** Items **
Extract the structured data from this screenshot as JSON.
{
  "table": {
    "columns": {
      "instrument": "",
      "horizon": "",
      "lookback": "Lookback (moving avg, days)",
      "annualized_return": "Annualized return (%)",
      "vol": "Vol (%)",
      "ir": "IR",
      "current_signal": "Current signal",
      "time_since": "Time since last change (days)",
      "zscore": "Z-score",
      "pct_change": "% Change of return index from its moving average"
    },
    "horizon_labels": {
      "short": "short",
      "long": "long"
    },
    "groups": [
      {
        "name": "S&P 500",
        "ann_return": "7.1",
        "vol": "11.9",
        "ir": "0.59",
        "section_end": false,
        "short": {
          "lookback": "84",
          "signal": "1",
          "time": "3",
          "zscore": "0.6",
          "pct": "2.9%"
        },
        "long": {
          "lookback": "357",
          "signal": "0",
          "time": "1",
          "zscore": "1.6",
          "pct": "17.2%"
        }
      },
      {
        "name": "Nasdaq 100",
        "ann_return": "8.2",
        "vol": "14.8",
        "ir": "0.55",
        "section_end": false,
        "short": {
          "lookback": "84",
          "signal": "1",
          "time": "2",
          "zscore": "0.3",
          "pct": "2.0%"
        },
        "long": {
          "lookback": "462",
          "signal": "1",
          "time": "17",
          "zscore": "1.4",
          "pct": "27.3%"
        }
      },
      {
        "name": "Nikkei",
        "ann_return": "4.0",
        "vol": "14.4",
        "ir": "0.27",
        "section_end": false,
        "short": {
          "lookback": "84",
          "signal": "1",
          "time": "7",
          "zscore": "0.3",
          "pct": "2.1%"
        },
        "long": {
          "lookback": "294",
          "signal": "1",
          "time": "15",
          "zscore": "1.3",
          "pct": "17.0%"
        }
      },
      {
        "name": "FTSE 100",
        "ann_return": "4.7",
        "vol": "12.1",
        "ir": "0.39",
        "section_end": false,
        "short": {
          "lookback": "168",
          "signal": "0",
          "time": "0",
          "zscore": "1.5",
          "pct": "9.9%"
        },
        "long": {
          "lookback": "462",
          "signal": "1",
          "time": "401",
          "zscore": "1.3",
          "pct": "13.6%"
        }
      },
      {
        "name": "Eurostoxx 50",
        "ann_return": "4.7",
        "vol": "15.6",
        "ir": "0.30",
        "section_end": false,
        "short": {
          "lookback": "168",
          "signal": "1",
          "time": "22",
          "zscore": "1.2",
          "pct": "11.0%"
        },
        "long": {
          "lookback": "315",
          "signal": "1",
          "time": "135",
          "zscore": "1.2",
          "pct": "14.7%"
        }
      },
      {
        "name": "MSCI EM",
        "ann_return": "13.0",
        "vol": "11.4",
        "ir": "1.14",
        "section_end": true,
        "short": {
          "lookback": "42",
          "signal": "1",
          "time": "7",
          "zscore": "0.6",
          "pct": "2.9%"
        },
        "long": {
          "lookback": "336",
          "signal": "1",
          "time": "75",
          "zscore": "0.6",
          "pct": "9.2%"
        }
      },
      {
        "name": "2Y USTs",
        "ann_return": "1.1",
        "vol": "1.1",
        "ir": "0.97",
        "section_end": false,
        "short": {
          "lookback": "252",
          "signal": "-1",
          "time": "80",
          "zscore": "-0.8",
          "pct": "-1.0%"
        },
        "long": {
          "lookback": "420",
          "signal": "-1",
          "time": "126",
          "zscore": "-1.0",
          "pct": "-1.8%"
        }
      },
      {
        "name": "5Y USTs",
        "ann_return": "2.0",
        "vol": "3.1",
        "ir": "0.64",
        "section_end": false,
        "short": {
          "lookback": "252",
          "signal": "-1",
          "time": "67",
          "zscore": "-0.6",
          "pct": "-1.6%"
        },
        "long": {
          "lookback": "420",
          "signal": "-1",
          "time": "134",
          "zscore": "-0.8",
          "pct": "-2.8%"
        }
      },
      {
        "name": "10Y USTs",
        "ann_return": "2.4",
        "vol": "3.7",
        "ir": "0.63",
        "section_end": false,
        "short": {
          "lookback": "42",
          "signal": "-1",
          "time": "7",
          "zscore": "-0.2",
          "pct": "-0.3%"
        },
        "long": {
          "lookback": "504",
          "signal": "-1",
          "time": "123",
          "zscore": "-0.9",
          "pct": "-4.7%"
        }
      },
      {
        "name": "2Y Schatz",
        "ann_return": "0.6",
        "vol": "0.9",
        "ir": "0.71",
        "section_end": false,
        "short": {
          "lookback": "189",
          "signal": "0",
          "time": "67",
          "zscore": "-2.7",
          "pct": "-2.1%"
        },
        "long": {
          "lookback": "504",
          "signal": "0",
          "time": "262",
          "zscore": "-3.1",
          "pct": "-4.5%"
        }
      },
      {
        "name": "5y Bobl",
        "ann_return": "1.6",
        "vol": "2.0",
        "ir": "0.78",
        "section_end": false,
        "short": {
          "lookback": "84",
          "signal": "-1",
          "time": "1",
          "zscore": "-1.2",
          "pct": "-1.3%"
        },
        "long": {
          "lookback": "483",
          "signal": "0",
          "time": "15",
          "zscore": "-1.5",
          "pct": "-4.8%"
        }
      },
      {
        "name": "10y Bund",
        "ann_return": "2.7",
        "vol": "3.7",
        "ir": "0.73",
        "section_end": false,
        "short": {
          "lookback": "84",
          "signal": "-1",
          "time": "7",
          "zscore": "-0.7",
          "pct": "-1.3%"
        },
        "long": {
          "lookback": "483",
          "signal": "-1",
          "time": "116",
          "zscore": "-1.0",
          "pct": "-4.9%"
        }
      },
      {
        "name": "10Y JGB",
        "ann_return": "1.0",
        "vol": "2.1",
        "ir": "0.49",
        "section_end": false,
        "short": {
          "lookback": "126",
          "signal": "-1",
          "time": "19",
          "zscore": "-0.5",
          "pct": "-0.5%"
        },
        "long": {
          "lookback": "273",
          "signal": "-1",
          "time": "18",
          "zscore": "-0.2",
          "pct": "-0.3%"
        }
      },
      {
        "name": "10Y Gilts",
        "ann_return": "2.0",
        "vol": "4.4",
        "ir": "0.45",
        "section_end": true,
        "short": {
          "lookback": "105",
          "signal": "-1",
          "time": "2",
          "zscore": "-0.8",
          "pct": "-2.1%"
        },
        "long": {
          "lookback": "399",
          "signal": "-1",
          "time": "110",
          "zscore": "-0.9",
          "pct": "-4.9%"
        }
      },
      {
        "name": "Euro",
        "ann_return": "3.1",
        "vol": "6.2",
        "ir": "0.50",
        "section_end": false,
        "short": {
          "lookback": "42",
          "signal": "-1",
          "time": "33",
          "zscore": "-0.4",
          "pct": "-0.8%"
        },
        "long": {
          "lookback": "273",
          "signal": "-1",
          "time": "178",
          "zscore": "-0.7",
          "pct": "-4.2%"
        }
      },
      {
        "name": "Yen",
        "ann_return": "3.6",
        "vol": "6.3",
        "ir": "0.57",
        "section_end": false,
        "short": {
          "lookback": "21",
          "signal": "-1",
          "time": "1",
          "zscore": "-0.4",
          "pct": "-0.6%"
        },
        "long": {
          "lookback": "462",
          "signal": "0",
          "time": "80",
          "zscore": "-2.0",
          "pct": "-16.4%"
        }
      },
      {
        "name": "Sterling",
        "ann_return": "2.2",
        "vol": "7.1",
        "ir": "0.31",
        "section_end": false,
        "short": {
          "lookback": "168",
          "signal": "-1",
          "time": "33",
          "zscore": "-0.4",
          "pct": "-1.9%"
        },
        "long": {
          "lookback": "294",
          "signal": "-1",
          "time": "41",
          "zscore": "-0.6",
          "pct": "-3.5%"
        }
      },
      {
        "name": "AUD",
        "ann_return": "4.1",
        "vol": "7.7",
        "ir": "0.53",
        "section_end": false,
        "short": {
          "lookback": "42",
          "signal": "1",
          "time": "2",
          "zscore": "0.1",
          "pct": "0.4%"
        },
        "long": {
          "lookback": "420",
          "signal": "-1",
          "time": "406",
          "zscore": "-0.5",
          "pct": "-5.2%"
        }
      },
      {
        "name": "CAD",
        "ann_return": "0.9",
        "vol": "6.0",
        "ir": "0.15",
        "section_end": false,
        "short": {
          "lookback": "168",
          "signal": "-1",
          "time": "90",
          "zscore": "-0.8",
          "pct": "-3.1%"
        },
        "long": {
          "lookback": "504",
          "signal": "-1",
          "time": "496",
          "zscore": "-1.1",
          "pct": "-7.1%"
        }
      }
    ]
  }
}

** Required task **
Each line of the data that includes the word "moving" counts once; report the total and nothing more.

** Answer in full **
2